**Requirement:**
Reproduce the listing word for word. Skip any image.

● ● ● ●

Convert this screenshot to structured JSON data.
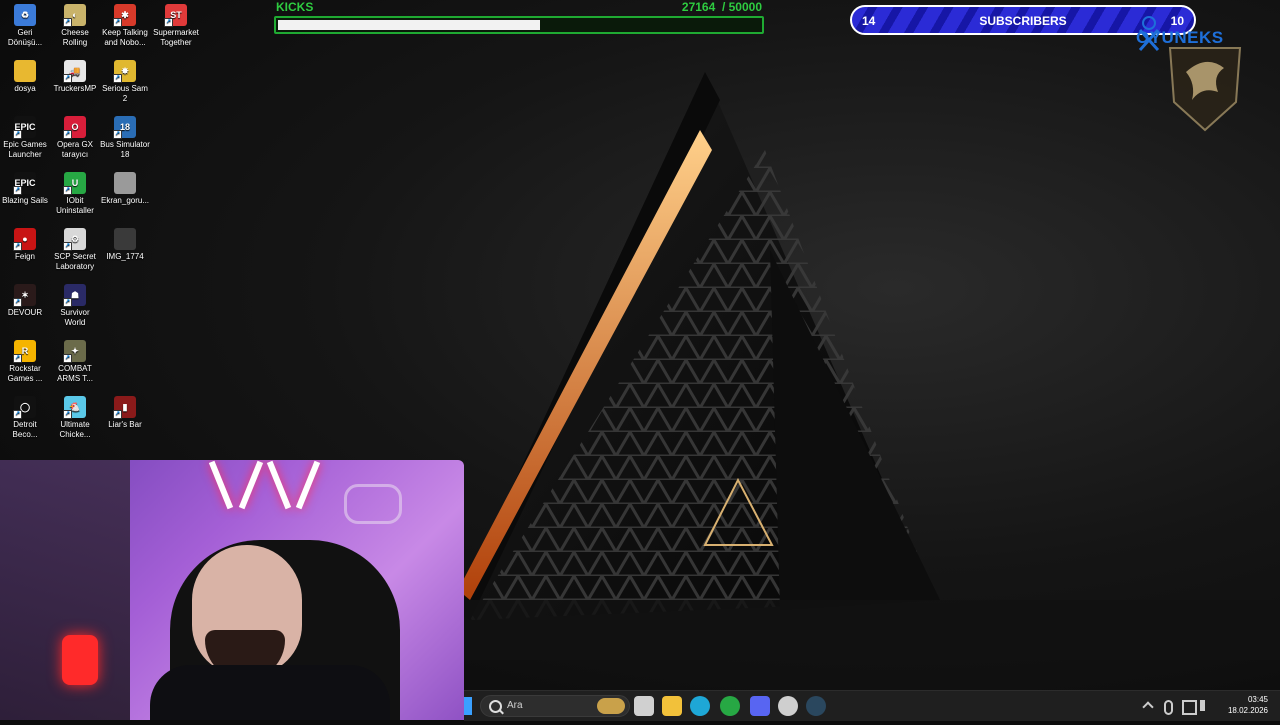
{
  "desktop": {
    "icons": [
      {
        "label": "Geri Dönüşü...",
        "color": "#3b7bd9",
        "glyph": "♻"
      },
      {
        "label": "Cheese Rolling",
        "color": "#c9b36a",
        "glyph": "◐"
      },
      {
        "label": "Keep Talking and Nobo...",
        "color": "#d83a2a",
        "glyph": "✱"
      },
      {
        "label": "Supermarket Together",
        "color": "#e03a3a",
        "glyph": "ST"
      },
      {
        "label": "dosya",
        "color": "#e8b830",
        "glyph": ""
      },
      {
        "label": "TruckersMP",
        "color": "#e8e8e8",
        "glyph": "🚚"
      },
      {
        "label": "Serious Sam 2",
        "color": "#e0b830",
        "glyph": "✸"
      },
      {
        "label": "Epic Games Launcher",
        "color": "#111111",
        "glyph": "EPIC"
      },
      {
        "label": "Opera GX tarayıcı",
        "color": "#d81e3a",
        "glyph": "O"
      },
      {
        "label": "Bus Simulator 18",
        "color": "#2a6db5",
        "glyph": "18"
      },
      {
        "label": "Blazing Sails",
        "color": "#111111",
        "glyph": "EPIC"
      },
      {
        "label": "IObit Uninstaller",
        "color": "#27a844",
        "glyph": "U"
      },
      {
        "label": "Ekran_goru...",
        "color": "#9a9a9a",
        "glyph": ""
      },
      {
        "label": "Feign",
        "color": "#c81414",
        "glyph": "●"
      },
      {
        "label": "SCP Secret Laboratory",
        "color": "#d8d8d8",
        "glyph": "⚙"
      },
      {
        "label": "IMG_1774",
        "color": "#3a3a3a",
        "glyph": ""
      },
      {
        "label": "DEVOUR",
        "color": "#2a1a1a",
        "glyph": "✶"
      },
      {
        "label": "Survivor World",
        "color": "#2a2a66",
        "glyph": "☗"
      },
      {
        "label": "Rockstar Games ...",
        "color": "#f5b400",
        "glyph": "R"
      },
      {
        "label": "COMBAT ARMS T...",
        "color": "#6b6b4a",
        "glyph": "✦"
      },
      {
        "label": "Detroit Beco...",
        "color": "#111111",
        "glyph": "◯"
      },
      {
        "label": "Ultimate Chicke...",
        "color": "#5ac8e8",
        "glyph": "🐔"
      },
      {
        "label": "Liar's Bar",
        "color": "#8a1a1a",
        "glyph": "▮"
      }
    ]
  },
  "overlay": {
    "kicks": {
      "title": "KICKS",
      "current": "27164",
      "goal": "/ 50000",
      "progress": 0.543
    },
    "subscribers": {
      "left": "14",
      "label": "SUBSCRIBERS",
      "right": "10"
    },
    "brand": "OYUNEKS"
  },
  "taskbar": {
    "search_placeholder": "Ara",
    "apps": [
      {
        "name": "task-view",
        "color": "#d0d0d0"
      },
      {
        "name": "file-explorer",
        "color": "#f2c13a"
      },
      {
        "name": "edge",
        "color": "#1ea7d6"
      },
      {
        "name": "iobit",
        "color": "#27a844"
      },
      {
        "name": "discord",
        "color": "#5865f2"
      },
      {
        "name": "chrome-like",
        "color": "#cfcfcf"
      },
      {
        "name": "steam",
        "color": "#2a475e"
      }
    ],
    "time": "03:45",
    "date": "18.02.2026"
  }
}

● ● ● ●

**Complete response:**
Convert this screenshot to structured JSON data.
{
  "desktop": {
    "icons": [
      {
        "label": "Geri Dönüşü...",
        "color": "#3b7bd9",
        "glyph": "♻"
      },
      {
        "label": "Cheese Rolling",
        "color": "#c9b36a",
        "glyph": "◐"
      },
      {
        "label": "Keep Talking and Nobo...",
        "color": "#d83a2a",
        "glyph": "✱"
      },
      {
        "label": "Supermarket Together",
        "color": "#e03a3a",
        "glyph": "ST"
      },
      {
        "label": "dosya",
        "color": "#e8b830",
        "glyph": ""
      },
      {
        "label": "TruckersMP",
        "color": "#e8e8e8",
        "glyph": "🚚"
      },
      {
        "label": "Serious Sam 2",
        "color": "#e0b830",
        "glyph": "✸"
      },
      {
        "label": "Epic Games Launcher",
        "color": "#111111",
        "glyph": "EPIC"
      },
      {
        "label": "Opera GX tarayıcı",
        "color": "#d81e3a",
        "glyph": "O"
      },
      {
        "label": "Bus Simulator 18",
        "color": "#2a6db5",
        "glyph": "18"
      },
      {
        "label": "Blazing Sails",
        "color": "#111111",
        "glyph": "EPIC"
      },
      {
        "label": "IObit Uninstaller",
        "color": "#27a844",
        "glyph": "U"
      },
      {
        "label": "Ekran_goru...",
        "color": "#9a9a9a",
        "glyph": ""
      },
      {
        "label": "Feign",
        "color": "#c81414",
        "glyph": "●"
      },
      {
        "label": "SCP Secret Laboratory",
        "color": "#d8d8d8",
        "glyph": "⚙"
      },
      {
        "label": "IMG_1774",
        "color": "#3a3a3a",
        "glyph": ""
      },
      {
        "label": "DEVOUR",
        "color": "#2a1a1a",
        "glyph": "✶"
      },
      {
        "label": "Survivor World",
        "color": "#2a2a66",
        "glyph": "☗"
      },
      {
        "label": "Rockstar Games ...",
        "color": "#f5b400",
        "glyph": "R"
      },
      {
        "label": "COMBAT ARMS T...",
        "color": "#6b6b4a",
        "glyph": "✦"
      },
      {
        "label": "Detroit Beco...",
        "color": "#111111",
        "glyph": "◯"
      },
      {
        "label": "Ultimate Chicke...",
        "color": "#5ac8e8",
        "glyph": "🐔"
      },
      {
        "label": "Liar's Bar",
        "color": "#8a1a1a",
        "glyph": "▮"
      }
    ]
  },
  "overlay": {
    "kicks": {
      "title": "KICKS",
      "current": "27164",
      "goal": "/ 50000",
      "progress": 0.543
    },
    "subscribers": {
      "left": "14",
      "label": "SUBSCRIBERS",
      "right": "10"
    },
    "brand": "OYUNEKS"
  },
  "taskbar": {
    "search_placeholder": "Ara",
    "apps": [
      {
        "name": "task-view",
        "color": "#d0d0d0"
      },
      {
        "name": "file-explorer",
        "color": "#f2c13a"
      },
      {
        "name": "edge",
        "color": "#1ea7d6"
      },
      {
        "name": "iobit",
        "color": "#27a844"
      },
      {
        "name": "discord",
        "color": "#5865f2"
      },
      {
        "name": "chrome-like",
        "color": "#cfcfcf"
      },
      {
        "name": "steam",
        "color": "#2a475e"
      }
    ],
    "time": "03:45",
    "date": "18.02.2026"
  }
}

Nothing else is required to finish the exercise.